**Requirement:** Where a line contains the word "落实党管意识形态原则", copy that line in full.

Data extracted from a collection
_ _ _ _ _

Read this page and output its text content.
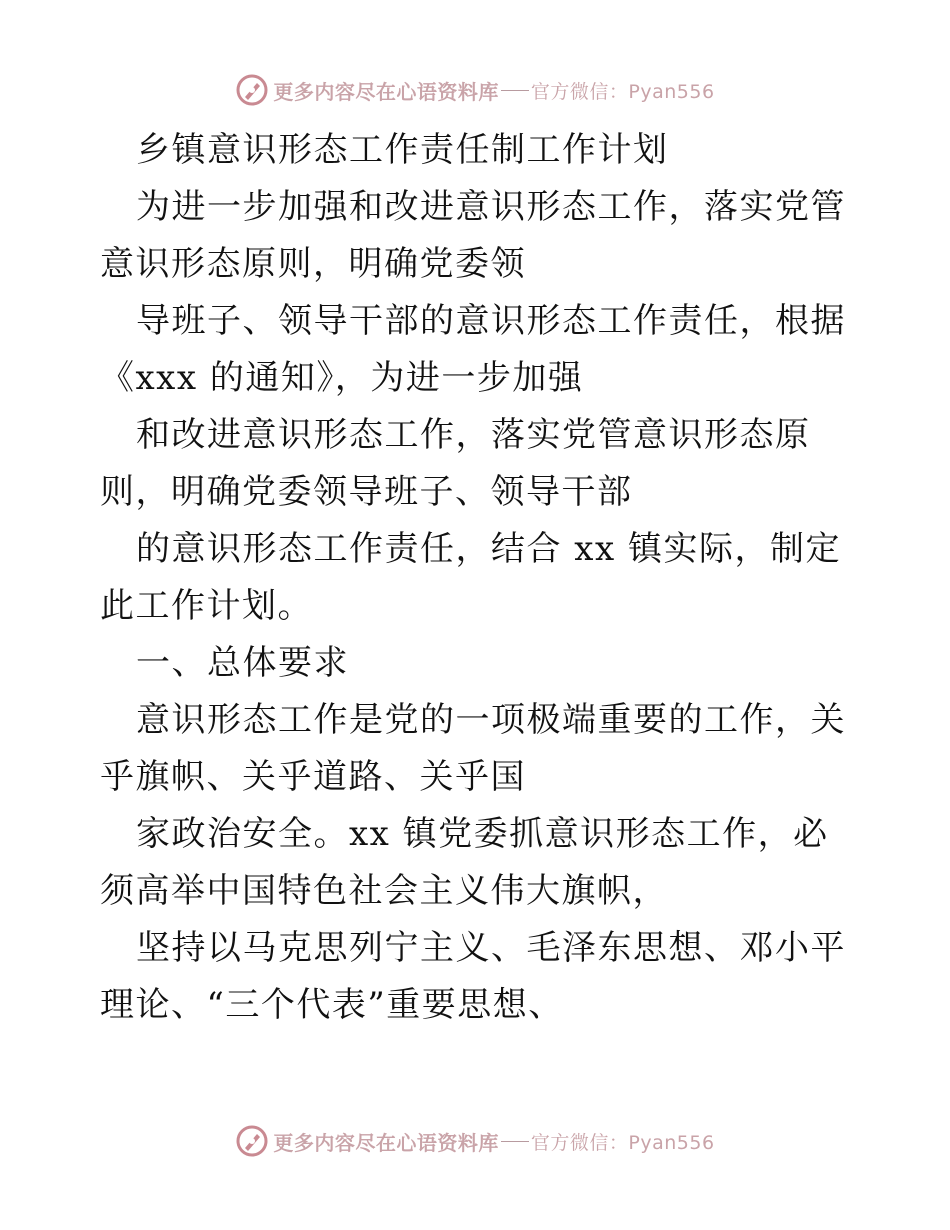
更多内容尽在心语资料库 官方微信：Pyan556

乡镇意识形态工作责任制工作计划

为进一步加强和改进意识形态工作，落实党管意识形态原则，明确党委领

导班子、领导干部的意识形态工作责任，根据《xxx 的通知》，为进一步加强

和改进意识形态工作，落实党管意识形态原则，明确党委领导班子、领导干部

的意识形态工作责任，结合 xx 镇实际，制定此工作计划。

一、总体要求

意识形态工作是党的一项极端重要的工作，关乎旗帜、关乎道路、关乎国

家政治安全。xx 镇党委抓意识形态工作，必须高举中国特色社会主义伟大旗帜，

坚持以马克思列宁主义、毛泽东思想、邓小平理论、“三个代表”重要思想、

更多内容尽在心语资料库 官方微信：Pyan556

_ _ _ _ _

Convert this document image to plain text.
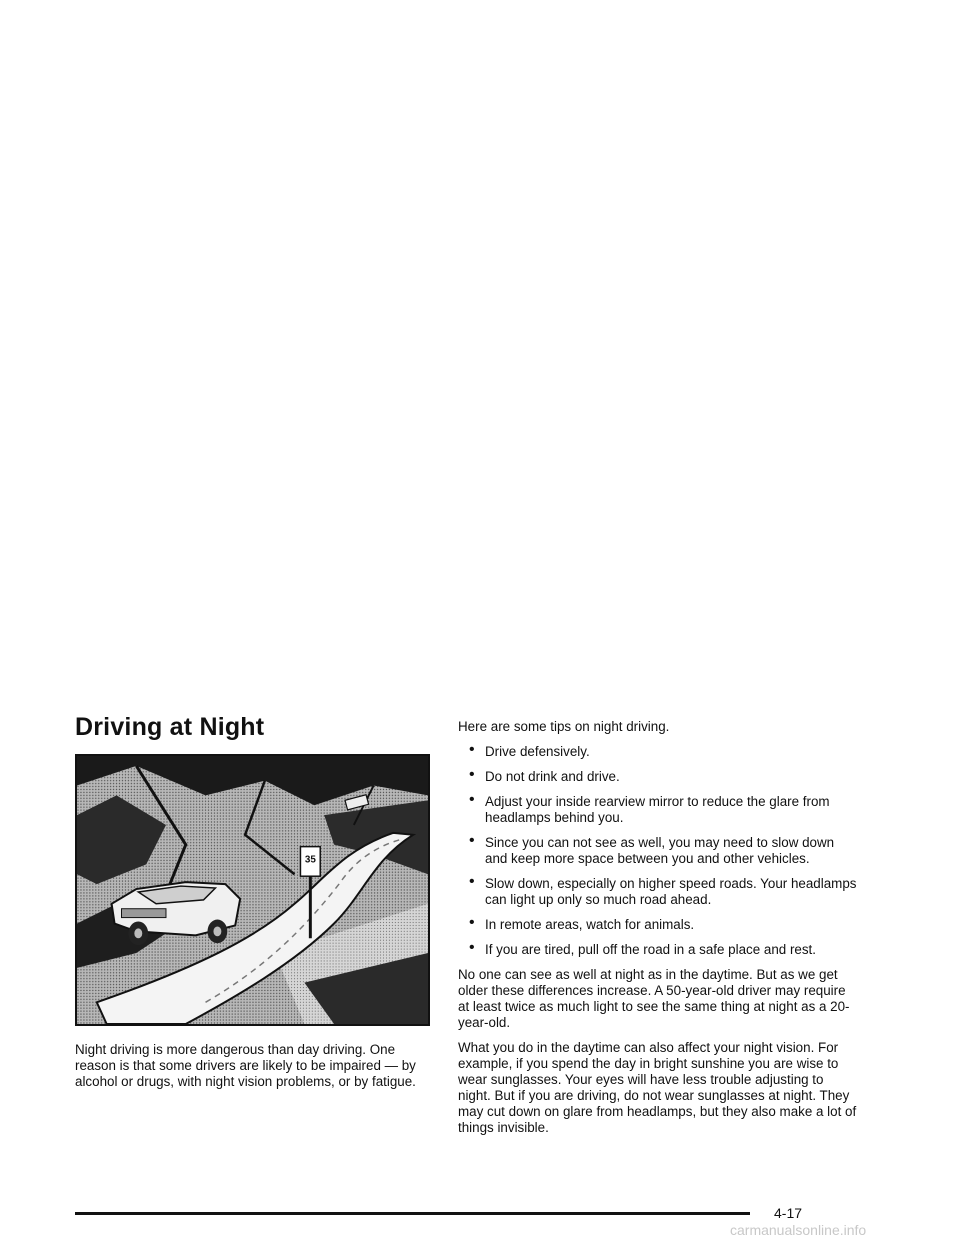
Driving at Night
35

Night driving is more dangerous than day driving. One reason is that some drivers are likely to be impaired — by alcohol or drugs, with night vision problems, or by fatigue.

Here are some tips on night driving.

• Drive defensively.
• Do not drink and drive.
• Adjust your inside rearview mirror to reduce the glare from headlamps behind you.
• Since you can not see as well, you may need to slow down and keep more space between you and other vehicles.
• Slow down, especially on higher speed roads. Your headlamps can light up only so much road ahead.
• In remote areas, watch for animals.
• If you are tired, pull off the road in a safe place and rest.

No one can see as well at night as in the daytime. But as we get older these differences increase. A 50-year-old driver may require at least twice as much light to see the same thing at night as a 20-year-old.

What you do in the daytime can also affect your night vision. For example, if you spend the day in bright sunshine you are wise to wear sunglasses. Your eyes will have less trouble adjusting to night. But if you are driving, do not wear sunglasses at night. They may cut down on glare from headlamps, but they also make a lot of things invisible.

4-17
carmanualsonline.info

_ _ _ _ _

**Task output:**
为进一步加强和改进意识形态工作，落实党管意识形态原则，明确党委领
和改进意识形态工作，落实党管意识形态原则，明确党委领导班子、领导干部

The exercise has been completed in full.